Records from a data source:
++++++++

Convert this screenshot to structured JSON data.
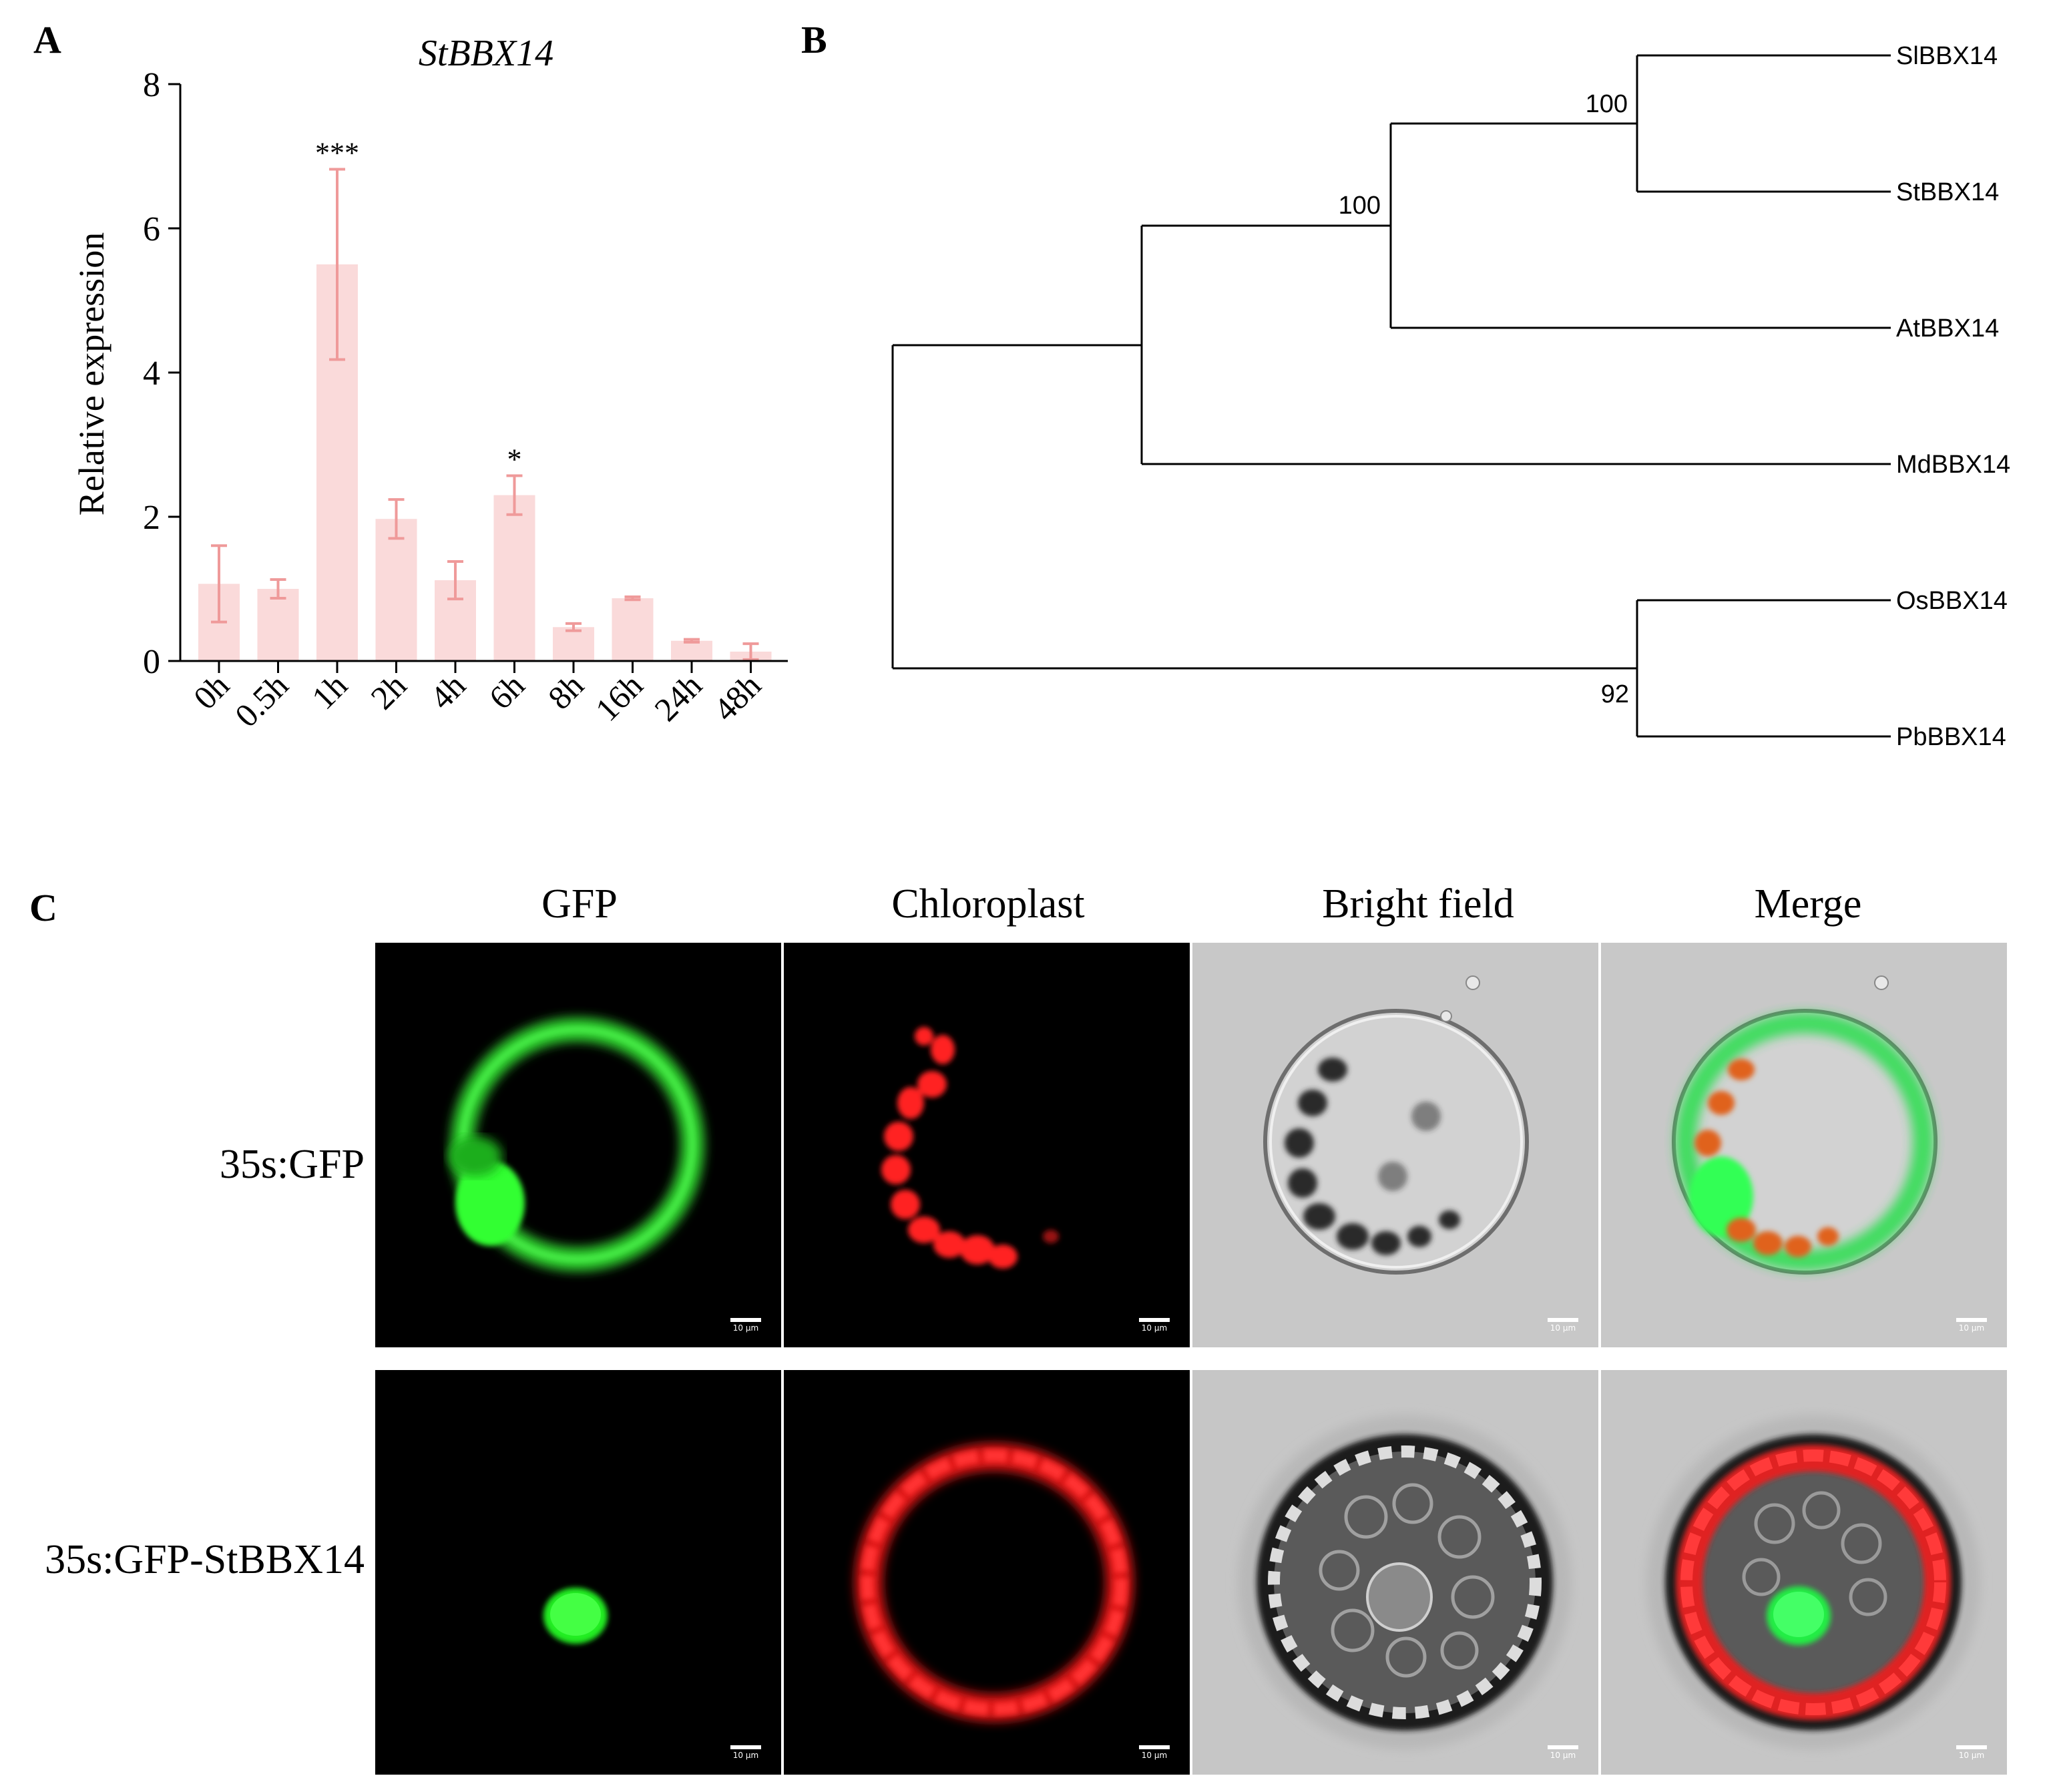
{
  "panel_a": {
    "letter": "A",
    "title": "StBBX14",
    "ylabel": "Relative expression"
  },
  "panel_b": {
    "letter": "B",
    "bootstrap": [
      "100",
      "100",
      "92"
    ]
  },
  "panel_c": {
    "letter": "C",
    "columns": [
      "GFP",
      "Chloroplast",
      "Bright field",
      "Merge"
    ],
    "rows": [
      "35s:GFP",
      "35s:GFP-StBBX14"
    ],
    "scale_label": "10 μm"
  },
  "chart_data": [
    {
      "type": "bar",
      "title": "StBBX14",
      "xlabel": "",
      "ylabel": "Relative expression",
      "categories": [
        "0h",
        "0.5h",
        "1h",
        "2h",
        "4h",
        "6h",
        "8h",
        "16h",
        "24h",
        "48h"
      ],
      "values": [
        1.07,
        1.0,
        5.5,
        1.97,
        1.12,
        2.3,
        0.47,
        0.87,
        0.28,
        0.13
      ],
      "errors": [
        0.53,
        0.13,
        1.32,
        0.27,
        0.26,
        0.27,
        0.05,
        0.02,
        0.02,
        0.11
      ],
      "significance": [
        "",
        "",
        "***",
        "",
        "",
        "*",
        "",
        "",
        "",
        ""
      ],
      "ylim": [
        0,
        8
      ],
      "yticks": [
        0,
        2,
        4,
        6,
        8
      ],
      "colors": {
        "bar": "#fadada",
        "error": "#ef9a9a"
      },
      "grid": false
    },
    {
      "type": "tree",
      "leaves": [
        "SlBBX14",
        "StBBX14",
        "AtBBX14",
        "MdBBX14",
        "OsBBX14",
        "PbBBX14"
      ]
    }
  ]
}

++++++++

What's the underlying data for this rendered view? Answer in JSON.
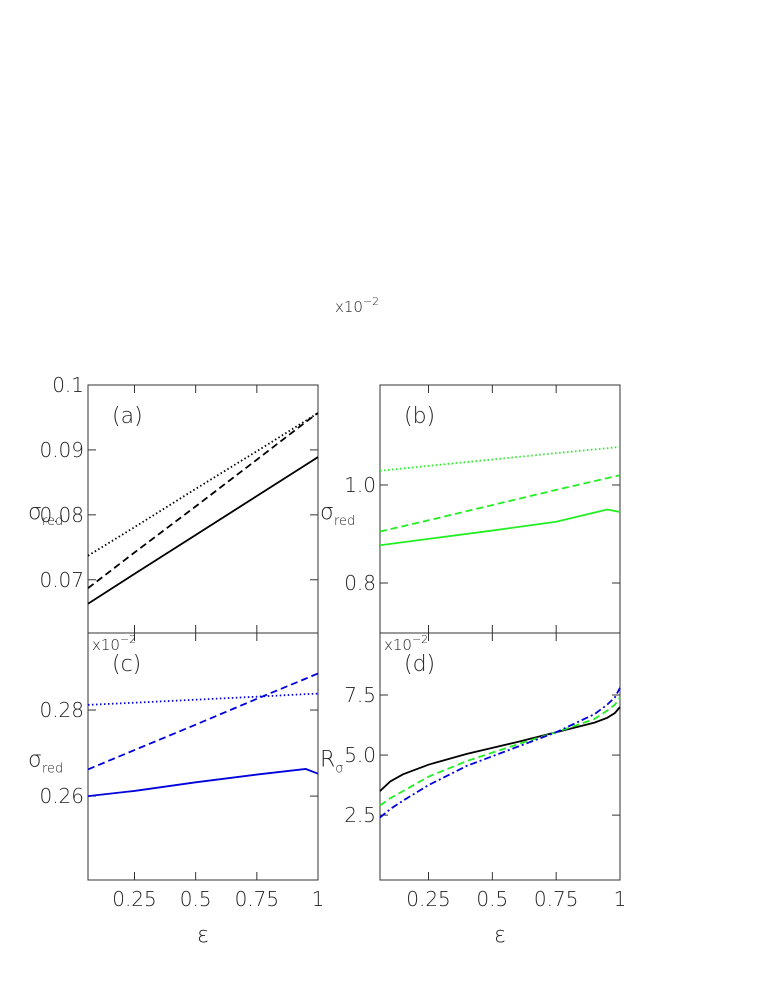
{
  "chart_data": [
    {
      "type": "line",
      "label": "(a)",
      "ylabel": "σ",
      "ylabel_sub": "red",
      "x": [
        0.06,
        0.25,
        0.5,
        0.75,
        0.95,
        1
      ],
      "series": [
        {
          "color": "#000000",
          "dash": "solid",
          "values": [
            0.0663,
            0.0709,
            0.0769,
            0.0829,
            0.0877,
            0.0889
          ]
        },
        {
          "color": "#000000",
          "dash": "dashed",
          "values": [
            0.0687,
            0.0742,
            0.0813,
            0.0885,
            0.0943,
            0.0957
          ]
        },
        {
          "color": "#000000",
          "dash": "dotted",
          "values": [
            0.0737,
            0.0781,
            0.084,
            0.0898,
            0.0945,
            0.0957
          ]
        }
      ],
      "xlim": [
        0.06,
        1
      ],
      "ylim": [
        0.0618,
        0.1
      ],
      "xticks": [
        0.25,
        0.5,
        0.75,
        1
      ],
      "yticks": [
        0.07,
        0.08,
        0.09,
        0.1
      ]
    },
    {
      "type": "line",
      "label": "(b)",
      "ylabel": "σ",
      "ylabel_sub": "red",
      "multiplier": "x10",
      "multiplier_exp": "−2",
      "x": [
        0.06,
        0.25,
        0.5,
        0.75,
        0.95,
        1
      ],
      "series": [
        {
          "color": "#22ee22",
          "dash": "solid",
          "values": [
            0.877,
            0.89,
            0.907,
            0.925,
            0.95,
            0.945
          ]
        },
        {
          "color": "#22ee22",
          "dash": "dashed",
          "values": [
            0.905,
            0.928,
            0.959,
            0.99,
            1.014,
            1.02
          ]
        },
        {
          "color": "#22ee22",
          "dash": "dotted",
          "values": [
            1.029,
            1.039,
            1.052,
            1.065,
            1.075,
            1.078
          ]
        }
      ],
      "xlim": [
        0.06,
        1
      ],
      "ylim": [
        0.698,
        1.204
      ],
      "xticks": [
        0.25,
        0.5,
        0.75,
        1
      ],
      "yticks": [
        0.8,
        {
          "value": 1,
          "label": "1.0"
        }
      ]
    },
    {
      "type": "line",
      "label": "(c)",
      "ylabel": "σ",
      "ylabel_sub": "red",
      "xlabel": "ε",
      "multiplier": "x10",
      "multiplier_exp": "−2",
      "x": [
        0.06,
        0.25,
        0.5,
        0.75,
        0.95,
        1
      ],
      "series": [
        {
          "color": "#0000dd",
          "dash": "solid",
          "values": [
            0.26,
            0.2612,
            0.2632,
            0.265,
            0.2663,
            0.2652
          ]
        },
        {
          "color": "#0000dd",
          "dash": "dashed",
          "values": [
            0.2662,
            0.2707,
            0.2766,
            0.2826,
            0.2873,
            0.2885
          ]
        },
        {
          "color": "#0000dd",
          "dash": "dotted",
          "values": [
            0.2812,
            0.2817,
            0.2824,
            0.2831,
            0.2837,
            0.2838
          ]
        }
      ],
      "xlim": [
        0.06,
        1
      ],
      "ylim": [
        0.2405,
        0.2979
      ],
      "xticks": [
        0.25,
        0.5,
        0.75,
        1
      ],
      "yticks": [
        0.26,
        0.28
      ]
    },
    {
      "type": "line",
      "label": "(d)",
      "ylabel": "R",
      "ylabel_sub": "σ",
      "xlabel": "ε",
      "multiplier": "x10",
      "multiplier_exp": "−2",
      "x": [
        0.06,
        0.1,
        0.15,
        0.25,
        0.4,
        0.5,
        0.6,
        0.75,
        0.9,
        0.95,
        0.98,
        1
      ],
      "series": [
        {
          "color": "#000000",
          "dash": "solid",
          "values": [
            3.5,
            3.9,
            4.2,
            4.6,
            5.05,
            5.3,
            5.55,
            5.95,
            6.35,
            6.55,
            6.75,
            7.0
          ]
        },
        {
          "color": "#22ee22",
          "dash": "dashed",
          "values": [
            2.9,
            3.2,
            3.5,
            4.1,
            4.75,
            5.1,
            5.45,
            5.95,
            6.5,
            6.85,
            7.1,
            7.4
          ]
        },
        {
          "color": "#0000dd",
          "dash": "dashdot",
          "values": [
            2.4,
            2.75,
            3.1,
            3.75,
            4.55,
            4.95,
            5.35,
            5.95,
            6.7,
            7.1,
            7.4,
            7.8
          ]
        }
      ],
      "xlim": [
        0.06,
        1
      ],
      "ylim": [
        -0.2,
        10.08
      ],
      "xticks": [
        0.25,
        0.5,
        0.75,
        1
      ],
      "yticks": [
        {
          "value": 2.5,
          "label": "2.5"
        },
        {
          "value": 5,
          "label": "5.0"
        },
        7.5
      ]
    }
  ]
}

++++++++

## [Short exercise]
Within the material above, find the lines that contain the word "expression"; copy them.

## [Worked solution]
    "ylabel": "Relative expression"
      "ylabel": "Relative expression",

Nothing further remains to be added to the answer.